AIM:
In the entries that follow, find the word "document" and report each line it is on.
═════ SUPPLIED MATERIAL
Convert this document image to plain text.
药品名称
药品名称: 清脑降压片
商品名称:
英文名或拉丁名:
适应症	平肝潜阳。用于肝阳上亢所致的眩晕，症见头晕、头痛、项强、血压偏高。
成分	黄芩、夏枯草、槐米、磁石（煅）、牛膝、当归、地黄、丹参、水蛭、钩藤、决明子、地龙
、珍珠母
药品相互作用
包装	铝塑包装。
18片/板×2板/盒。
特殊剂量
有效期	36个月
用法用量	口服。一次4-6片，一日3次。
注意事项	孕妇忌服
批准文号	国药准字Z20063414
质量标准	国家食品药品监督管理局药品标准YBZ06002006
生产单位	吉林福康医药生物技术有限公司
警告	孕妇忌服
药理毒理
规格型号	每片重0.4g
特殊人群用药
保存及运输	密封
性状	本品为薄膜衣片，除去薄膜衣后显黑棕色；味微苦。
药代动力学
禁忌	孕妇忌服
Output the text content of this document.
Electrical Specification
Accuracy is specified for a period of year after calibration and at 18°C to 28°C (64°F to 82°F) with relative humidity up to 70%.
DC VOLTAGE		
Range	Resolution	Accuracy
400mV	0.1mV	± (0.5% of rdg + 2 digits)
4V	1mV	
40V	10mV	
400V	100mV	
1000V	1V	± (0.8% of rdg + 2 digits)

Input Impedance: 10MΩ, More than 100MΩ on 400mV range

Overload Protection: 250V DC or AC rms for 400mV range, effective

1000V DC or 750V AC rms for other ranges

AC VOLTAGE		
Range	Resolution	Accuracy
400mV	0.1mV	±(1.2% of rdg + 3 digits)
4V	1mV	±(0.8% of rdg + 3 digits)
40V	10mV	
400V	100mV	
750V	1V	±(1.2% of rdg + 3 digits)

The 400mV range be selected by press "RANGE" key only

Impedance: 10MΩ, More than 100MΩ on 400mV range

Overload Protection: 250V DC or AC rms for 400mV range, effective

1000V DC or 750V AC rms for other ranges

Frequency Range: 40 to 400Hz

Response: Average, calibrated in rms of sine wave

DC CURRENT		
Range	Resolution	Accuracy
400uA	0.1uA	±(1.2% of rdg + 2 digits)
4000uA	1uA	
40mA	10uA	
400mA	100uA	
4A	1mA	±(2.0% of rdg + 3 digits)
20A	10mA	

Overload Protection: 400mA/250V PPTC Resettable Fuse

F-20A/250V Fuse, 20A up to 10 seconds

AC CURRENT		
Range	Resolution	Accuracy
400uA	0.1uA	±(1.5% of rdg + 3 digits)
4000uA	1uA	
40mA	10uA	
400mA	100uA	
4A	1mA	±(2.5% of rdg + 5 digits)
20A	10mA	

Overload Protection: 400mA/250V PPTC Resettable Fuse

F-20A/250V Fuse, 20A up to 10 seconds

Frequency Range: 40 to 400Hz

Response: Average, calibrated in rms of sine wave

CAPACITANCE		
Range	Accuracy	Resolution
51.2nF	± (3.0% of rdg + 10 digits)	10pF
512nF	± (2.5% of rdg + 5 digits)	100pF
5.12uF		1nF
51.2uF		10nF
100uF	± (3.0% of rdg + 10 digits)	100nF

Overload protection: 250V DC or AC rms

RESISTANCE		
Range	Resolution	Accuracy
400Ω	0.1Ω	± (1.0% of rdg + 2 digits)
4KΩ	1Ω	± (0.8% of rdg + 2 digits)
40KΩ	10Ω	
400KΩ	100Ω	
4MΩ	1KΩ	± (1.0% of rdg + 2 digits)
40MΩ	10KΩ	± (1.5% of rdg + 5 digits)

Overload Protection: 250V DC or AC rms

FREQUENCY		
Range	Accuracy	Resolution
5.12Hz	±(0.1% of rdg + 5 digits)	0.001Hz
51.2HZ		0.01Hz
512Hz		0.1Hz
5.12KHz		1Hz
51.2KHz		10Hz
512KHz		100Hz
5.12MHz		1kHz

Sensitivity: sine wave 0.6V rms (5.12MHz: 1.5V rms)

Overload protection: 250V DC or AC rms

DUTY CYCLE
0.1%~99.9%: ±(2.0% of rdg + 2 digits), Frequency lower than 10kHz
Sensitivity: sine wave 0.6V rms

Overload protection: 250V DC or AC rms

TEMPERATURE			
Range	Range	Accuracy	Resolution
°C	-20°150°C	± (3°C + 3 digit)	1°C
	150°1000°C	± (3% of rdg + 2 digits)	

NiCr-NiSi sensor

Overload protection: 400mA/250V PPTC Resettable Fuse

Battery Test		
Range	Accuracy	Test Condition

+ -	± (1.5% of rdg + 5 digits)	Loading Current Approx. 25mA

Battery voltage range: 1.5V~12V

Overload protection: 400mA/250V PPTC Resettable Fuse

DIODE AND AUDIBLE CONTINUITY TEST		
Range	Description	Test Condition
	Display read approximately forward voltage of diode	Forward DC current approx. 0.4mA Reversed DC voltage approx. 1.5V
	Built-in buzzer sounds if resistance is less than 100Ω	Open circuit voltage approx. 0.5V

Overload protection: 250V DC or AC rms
══════════
FINISHED EXERCISE:
Convert this document image to plain text.
Output the text content of this document.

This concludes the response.